EXERCISE MATERIALS »
* * * * *

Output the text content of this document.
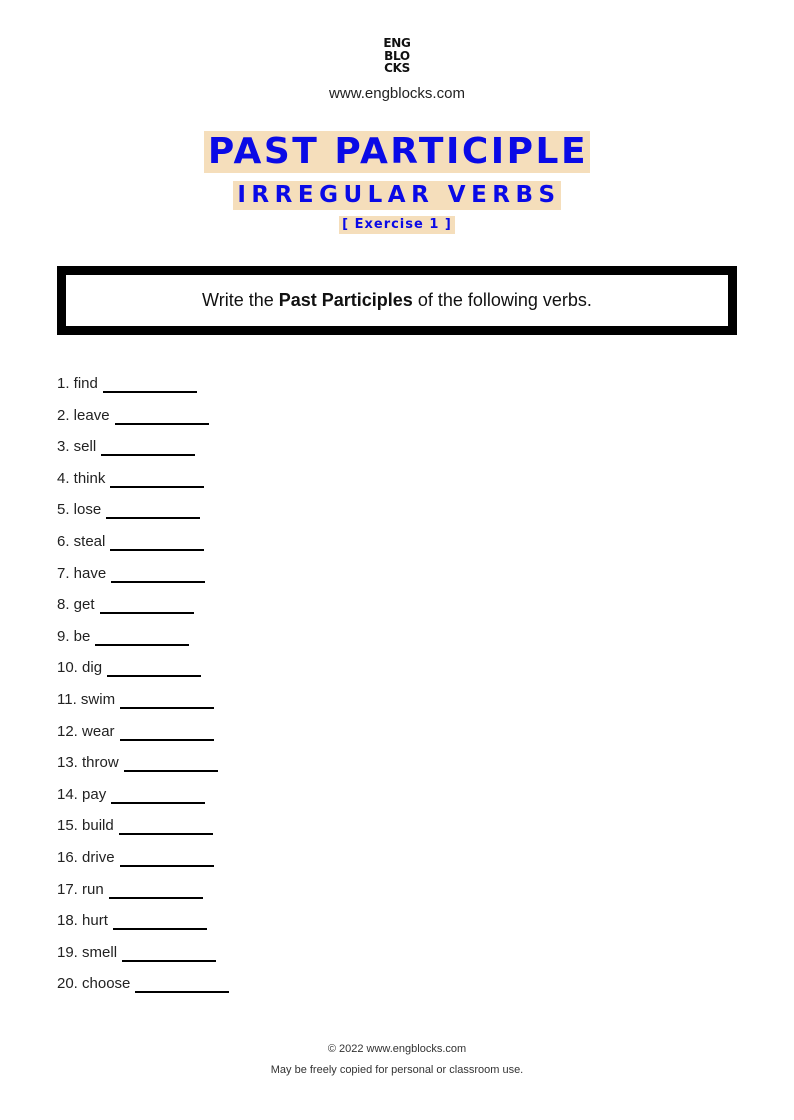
ENG
BLO
CKS
www.engblocks.com
PAST PARTICIPLE
IRREGULAR VERBS
[ Exercise 1 ]
Write the Past Participles of the following verbs.
1. find
2. leave
3. sell
4. think
5. lose
6. steal
7. have
8. get
9. be
10. dig
11. swim
12. wear
13. throw
14. pay
15. build
16. drive
17. run
18. hurt
19. smell
20. choose
© 2022 www.engblocks.com
May be freely copied for personal or classroom use.
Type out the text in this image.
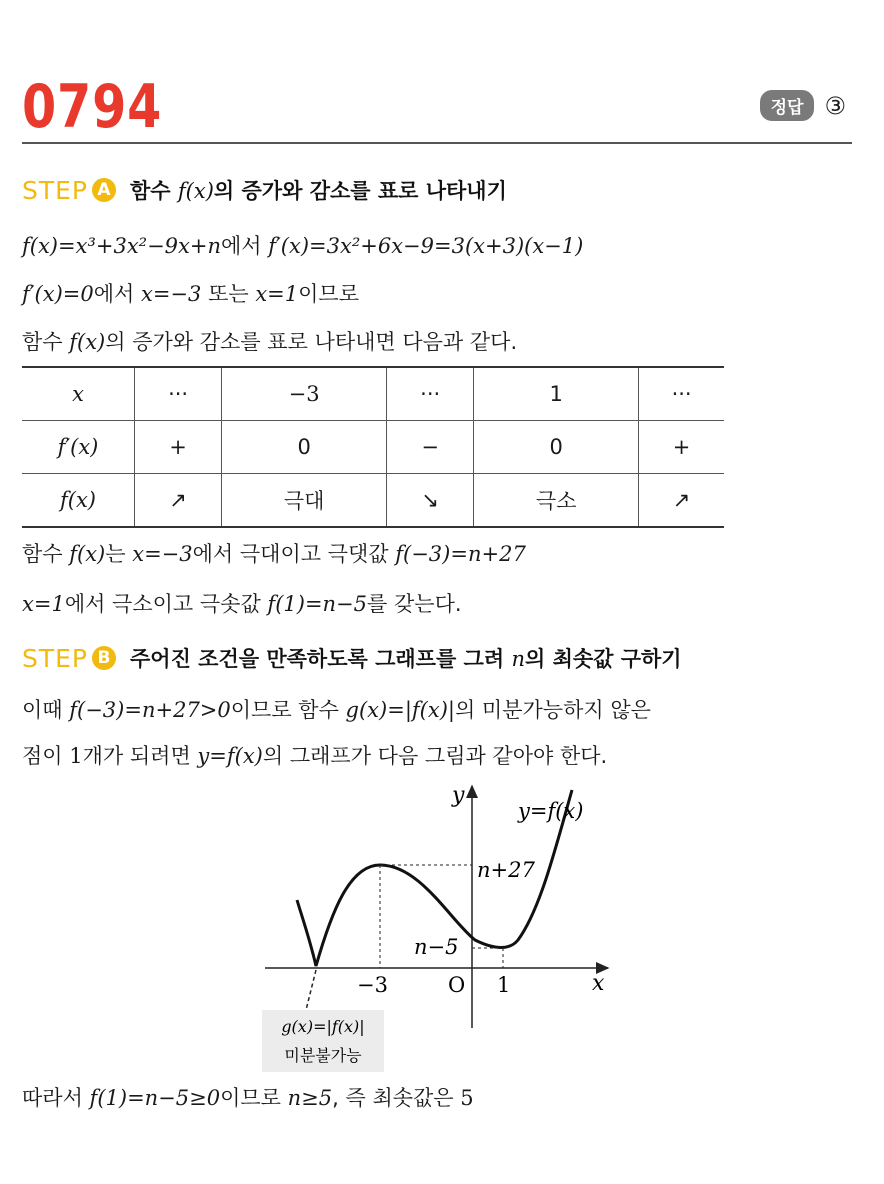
0794	정답 ③
STEP A 함수 f(x)의 증가와 감소를 표로 나타내기
f(x)=x³+3x²−9x+n에서 f′(x)=3x²+6x−9=3(x+3)(x−1)
f′(x)=0에서 x=−3 또는 x=1이므로
함수 f(x)의 증가와 감소를 표로 나타내면 다음과 같다.
x	···	−3	···	1	···
f′(x)	+	0	−	0	+
f(x)	↗	극대	↘	극소	↗
함수 f(x)는 x=−3에서 극대이고 극댓값 f(−3)=n+27
x=1에서 극소이고 극솟값 f(1)=n−5를 갖는다.
STEP B 주어진 조건을 만족하도록 그래프를 그려 n의 최솟값 구하기
이때 f(−3)=n+27>0이므로 함수 g(x)=|f(x)|의 미분가능하지 않은
점이 1개가 되려면 y=f(x)의 그래프가 다음 그림과 같아야 한다.
y
x
O
y=f(x)
n+27
n−5
−3	1
g(x)=|f(x)|
미분불가능
따라서 f(1)=n−5≥0이므로 n≥5, 즉 최솟값은 5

* * * * *

EXERCISE TASK » Which lines contain "engblocks"? Show each of them.

THE REPLY »
www.engblocks.com
© 2022 www.engblocks.com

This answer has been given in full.